- [Written request]:
Answer with one number: the count of lines in this material that hold the word "work".

- [Dataset records]:
****
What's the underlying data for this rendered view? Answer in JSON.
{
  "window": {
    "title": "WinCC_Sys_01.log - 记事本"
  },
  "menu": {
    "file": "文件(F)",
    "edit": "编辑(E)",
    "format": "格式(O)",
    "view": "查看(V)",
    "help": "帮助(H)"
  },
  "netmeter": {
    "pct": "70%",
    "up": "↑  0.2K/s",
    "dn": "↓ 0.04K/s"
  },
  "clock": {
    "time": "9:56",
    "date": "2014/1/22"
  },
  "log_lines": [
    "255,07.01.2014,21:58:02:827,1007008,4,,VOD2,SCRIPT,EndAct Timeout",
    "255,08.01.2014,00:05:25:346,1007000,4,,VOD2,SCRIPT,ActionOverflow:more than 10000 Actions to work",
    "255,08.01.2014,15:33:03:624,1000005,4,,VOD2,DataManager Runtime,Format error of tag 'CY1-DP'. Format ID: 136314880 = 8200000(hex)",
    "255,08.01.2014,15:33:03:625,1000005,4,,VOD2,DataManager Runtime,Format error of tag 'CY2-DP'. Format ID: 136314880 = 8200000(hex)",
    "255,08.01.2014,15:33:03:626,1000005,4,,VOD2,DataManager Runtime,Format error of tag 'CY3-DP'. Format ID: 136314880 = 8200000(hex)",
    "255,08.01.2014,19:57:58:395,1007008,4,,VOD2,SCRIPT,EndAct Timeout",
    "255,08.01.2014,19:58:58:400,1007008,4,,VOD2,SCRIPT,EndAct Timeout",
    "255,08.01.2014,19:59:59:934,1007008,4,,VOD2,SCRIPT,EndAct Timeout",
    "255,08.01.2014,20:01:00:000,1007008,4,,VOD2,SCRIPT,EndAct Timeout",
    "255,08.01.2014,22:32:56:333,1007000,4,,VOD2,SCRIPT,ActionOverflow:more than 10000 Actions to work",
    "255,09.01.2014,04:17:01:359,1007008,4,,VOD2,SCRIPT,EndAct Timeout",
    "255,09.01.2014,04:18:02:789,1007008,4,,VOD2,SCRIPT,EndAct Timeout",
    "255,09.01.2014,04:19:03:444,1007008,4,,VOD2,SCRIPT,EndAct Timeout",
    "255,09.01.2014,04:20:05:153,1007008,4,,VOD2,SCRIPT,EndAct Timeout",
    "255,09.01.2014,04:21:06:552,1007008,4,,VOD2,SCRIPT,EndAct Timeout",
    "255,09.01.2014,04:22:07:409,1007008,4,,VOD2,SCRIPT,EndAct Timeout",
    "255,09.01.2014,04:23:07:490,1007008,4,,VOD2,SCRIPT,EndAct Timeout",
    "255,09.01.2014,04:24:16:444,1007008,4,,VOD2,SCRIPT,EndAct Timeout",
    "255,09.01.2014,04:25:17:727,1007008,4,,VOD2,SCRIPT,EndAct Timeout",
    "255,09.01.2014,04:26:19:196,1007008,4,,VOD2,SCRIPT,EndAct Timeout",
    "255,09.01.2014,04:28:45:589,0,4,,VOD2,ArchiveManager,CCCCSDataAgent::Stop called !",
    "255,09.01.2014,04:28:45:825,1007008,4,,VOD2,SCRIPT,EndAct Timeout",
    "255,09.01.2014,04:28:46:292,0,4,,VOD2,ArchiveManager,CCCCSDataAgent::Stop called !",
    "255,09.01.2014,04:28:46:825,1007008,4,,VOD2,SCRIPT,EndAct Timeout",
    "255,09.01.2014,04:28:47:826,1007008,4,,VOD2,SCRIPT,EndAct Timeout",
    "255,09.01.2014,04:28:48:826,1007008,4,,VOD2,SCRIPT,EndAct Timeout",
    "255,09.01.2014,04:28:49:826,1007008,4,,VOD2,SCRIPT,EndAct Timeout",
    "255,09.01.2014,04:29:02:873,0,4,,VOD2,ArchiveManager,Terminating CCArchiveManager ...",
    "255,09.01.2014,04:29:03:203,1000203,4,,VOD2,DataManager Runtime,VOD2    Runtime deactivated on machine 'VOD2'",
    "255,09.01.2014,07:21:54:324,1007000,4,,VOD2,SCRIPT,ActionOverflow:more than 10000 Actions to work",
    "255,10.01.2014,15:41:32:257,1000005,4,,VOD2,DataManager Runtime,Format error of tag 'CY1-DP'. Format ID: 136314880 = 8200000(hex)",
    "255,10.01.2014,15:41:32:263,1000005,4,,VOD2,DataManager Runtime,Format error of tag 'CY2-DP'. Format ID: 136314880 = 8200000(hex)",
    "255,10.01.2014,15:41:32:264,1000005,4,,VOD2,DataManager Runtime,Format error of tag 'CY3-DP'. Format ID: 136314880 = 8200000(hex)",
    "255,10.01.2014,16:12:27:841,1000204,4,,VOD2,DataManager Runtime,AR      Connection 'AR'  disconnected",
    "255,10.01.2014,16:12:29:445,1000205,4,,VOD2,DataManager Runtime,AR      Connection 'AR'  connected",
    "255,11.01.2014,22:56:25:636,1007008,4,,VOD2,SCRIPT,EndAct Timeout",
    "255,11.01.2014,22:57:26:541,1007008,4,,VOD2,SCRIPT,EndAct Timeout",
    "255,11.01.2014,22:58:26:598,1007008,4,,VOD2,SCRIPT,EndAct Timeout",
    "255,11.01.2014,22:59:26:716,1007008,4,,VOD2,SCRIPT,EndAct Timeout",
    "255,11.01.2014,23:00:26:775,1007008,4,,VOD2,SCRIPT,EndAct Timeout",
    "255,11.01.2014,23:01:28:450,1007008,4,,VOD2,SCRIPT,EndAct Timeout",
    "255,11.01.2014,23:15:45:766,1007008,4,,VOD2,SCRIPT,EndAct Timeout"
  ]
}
****
- [Response]:
3